■ Stated exercise ■
Could you recast every line of the records below as a Markdown table with two columns, Row for the row number and Line for the line itself, leaving out any blank lines?

[Element placement records]
# # # #

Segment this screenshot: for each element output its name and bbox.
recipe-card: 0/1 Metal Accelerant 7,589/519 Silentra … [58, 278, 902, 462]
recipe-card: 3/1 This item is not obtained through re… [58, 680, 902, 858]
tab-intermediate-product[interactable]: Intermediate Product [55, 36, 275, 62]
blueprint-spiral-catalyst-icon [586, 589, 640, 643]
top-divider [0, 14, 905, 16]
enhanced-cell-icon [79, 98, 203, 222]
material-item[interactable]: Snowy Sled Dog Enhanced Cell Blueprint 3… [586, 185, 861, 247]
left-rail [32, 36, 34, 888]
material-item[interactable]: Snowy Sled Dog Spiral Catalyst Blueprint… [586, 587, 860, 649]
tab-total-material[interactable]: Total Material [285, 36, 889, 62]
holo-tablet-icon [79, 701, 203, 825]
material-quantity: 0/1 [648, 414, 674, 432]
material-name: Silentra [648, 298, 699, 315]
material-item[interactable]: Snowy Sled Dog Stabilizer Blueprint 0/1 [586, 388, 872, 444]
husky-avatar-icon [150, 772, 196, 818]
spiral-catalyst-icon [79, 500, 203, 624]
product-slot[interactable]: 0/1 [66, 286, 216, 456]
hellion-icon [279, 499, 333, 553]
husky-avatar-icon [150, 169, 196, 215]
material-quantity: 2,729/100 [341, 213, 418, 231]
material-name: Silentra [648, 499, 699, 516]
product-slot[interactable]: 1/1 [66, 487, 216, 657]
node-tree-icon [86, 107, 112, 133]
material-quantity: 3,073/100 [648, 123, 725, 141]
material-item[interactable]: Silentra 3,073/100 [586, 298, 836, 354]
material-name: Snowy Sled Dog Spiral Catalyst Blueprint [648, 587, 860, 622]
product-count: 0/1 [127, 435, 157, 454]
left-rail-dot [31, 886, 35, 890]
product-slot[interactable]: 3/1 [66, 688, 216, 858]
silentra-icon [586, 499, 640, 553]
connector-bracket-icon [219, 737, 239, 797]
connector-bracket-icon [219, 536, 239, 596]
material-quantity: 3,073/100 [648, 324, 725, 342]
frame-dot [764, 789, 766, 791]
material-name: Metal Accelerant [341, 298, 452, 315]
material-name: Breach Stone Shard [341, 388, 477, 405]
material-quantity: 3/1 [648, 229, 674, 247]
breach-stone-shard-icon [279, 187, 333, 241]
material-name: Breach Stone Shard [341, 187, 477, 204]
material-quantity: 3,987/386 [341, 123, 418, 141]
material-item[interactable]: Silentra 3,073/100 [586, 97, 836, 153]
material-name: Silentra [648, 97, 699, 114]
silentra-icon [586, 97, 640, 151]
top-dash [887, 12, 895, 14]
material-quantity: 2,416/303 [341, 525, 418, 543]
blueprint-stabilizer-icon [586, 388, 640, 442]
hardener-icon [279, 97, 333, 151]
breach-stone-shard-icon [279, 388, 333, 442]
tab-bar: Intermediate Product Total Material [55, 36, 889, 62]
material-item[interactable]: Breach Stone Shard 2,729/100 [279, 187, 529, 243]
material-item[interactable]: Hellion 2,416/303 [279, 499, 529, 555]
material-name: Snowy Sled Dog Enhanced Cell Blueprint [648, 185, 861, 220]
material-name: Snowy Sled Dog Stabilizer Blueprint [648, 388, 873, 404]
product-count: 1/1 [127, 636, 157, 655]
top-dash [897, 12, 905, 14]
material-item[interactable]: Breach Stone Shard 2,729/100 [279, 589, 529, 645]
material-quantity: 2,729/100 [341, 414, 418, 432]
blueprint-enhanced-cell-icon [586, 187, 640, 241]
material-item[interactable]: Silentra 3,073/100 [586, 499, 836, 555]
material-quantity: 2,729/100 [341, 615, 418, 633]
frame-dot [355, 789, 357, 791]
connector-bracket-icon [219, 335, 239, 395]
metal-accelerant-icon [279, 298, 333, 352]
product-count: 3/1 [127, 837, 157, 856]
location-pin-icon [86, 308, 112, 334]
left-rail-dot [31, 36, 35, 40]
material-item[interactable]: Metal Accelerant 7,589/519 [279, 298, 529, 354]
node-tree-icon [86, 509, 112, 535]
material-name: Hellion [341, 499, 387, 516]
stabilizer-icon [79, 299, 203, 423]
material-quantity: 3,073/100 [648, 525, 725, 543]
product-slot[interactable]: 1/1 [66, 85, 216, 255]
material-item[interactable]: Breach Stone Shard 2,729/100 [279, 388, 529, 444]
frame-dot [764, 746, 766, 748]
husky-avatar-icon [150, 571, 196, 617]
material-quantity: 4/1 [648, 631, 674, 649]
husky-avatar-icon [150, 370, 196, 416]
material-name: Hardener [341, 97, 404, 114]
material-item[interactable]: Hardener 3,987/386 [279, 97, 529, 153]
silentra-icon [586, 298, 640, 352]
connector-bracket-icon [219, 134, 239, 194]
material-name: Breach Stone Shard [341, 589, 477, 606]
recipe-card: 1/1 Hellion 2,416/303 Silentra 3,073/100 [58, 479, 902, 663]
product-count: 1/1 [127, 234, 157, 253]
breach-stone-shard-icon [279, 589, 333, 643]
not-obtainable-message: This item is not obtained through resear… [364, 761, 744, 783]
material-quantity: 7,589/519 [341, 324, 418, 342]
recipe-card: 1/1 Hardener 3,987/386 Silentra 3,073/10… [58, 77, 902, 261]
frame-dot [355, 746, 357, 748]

# # # #

■ Reply ■
| Row | Line |
|---|---|
| 1 | Segment this screenshot: for each element output its name and bbox. |
| 2 | recipe-card: 0/1 Metal Accelerant 7,589/519 Silentra … [58, 278, 902, 462] |
| 3 | recipe-card: 3/1 This item is not obtained through re… [58, 680, 902, 858] |
| 4 | tab-intermediate-product[interactable]: Intermediate Product [55, 36, 275, 62] |
| 5 | blueprint-spiral-catalyst-icon [586, 589, 640, 643] |
| 6 | top-divider [0, 14, 905, 16] |
| 7 | enhanced-cell-icon [79, 98, 203, 222] |
| 8 | material-item[interactable]: Snowy Sled Dog Enhanced Cell Blueprint 3… [586, 185, 861, 247] |
| 9 | left-rail [32, 36, 34, 888] |
| 10 | material-item[interactable]: Snowy Sled Dog Spiral Catalyst Blueprint… [586, 587, 860, 649] |
| 11 | tab-total-material[interactable]: Total Material [285, 36, 889, 62] |
| 12 | holo-tablet-icon [79, 701, 203, 825] |
| 13 | material-quantity: 0/1 [648, 414, 674, 432] |
| 14 | material-name: Silentra [648, 298, 699, 315] |
| 15 | material-item[interactable]: Snowy Sled Dog Stabilizer Blueprint 0/1 [586, 388, 872, 444] |
| 16 | husky-avatar-icon [150, 772, 196, 818] |
| 17 | spiral-catalyst-icon [79, 500, 203, 624] |
| 18 | product-slot[interactable]: 0/1 [66, 286, 216, 456] |
| 19 | hellion-icon [279, 499, 333, 553] |
| 20 | husky-avatar-icon [150, 169, 196, 215] |
| 21 | material-quantity: 2,729/100 [341, 213, 418, 231] |
| 22 | material-name: Silentra [648, 499, 699, 516] |
| 23 | product-slot[interactable]: 1/1 [66, 487, 216, 657] |
| 24 | node-tree-icon [86, 107, 112, 133] |
| 25 | material-quantity: 3,073/100 [648, 123, 725, 141] |
| 26 | material-item[interactable]: Silentra 3,073/100 [586, 298, 836, 354] |
| 27 | material-name: Snowy Sled Dog Spiral Catalyst Blueprint [648, 587, 860, 622] |
| 28 | product-count: 0/1 [127, 435, 157, 454] |
| 29 | left-rail-dot [31, 886, 35, 890] |
| 30 | product-slot[interactable]: 3/1 [66, 688, 216, 858] |
| 31 | silentra-icon [586, 499, 640, 553] |
| 32 | connector-bracket-icon [219, 737, 239, 797] |
| 33 | connector-bracket-icon [219, 536, 239, 596] |
| 34 | material-quantity: 3,073/100 [648, 324, 725, 342] |
| 35 | frame-dot [764, 789, 766, 791] |
| 36 | material-name: Metal Accelerant [341, 298, 452, 315] |
| 37 | material-name: Breach Stone Shard [341, 388, 477, 405] |
| 38 | material-quantity: 3/1 [648, 229, 674, 247] |
| 39 | breach-stone-shard-icon [279, 187, 333, 241] |
| 40 | material-name: Breach Stone Shard [341, 187, 477, 204] |
| 41 | material-quantity: 3,987/386 [341, 123, 418, 141] |
| 42 | material-item[interactable]: Silentra 3,073/100 [586, 97, 836, 153] |
| 43 | material-name: Silentra [648, 97, 699, 114] |
| 44 | silentra-icon [586, 97, 640, 151] |
| 45 | top-dash [887, 12, 895, 14] |
| 46 | material-quantity: 2,416/303 [341, 525, 418, 543] |
| 47 | blueprint-stabilizer-icon [586, 388, 640, 442] |
| 48 | hardener-icon [279, 97, 333, 151] |
| 49 | breach-stone-shard-icon [279, 388, 333, 442] |
| 50 | tab-bar: Intermediate Product Total Material [55, 36, 889, 62] |
| 51 | material-item[interactable]: Breach Stone Shard 2,729/100 [279, 187, 529, 243] |
| 52 | material-item[interactable]: Hellion 2,416/303 [279, 499, 529, 555] |
| 53 | material-name: Snowy Sled Dog Enhanced Cell Blueprint [648, 185, 861, 220] |
| 54 | material-name: Snowy Sled Dog Stabilizer Blueprint [648, 388, 873, 404] |
| 55 | product-count: 1/1 [127, 636, 157, 655] |
| 56 | top-dash [897, 12, 905, 14] |
| 57 | material-item[interactable]: Breach Stone Shard 2,729/100 [279, 589, 529, 645] |
| 58 | material-quantity: 2,729/100 [341, 414, 418, 432] |
| 59 | blueprint-enhanced-cell-icon [586, 187, 640, 241] |
| 60 | material-item[interactable]: Silentra 3,073/100 [586, 499, 836, 555] |
| 61 | material-quantity: 2,729/100 [341, 615, 418, 633] |
| 62 | frame-dot [355, 789, 357, 791] |
| 63 | connector-bracket-icon [219, 335, 239, 395] |
| 64 | metal-accelerant-icon [279, 298, 333, 352] |
| 65 | product-count: 3/1 [127, 837, 157, 856] |
| 66 | location-pin-icon [86, 308, 112, 334] |
| 67 | left-rail-dot [31, 36, 35, 40] |
| 68 | material-item[interactable]: Metal Accelerant 7,589/519 [279, 298, 529, 354] |
| 69 | node-tree-icon [86, 509, 112, 535] |
| 70 | material-name: Hellion [341, 499, 387, 516] |
| 71 | stabilizer-icon [79, 299, 203, 423] |
| 72 | material-quantity: 3,073/100 [648, 525, 725, 543] |
| 73 | product-slot[interactable]: 1/1 [66, 85, 216, 255] |
| 74 | material-item[interactable]: Breach Stone Shard 2,729/100 [279, 388, 529, 444] |
| 75 | frame-dot [764, 746, 766, 748] |
| 76 | husky-avatar-icon [150, 571, 196, 617] |
| 77 | material-quantity: 4/1 [648, 631, 674, 649] |
| 78 | husky-avatar-icon [150, 370, 196, 416] |
| 79 | material-name: Hardener [341, 97, 404, 114] |
| 80 | material-item[interactable]: Hardener 3,987/386 [279, 97, 529, 153] |
| 81 | silentra-icon [586, 298, 640, 352] |
| 82 | connector-bracket-icon [219, 134, 239, 194] |
| 83 | material-name: Breach Stone Shard [341, 589, 477, 606] |
| 84 | recipe-card: 1/1 Hellion 2,416/303 Silentra 3,073/100 [58, 479, 902, 663] |
| 85 | product-count: 1/1 [127, 234, 157, 253] |
| 86 | breach-stone-shard-icon [279, 589, 333, 643] |
| 87 | not-obtainable-message: This item is not obtained through resear… [364, 761, 744, 783] |
| 88 | material-quantity: 7,589/519 [341, 324, 418, 342] |
| 89 | recipe-card: 1/1 Hardener 3,987/386 Silentra 3,073/10… [58, 77, 902, 261] |
| 90 | frame-dot [355, 746, 357, 748] |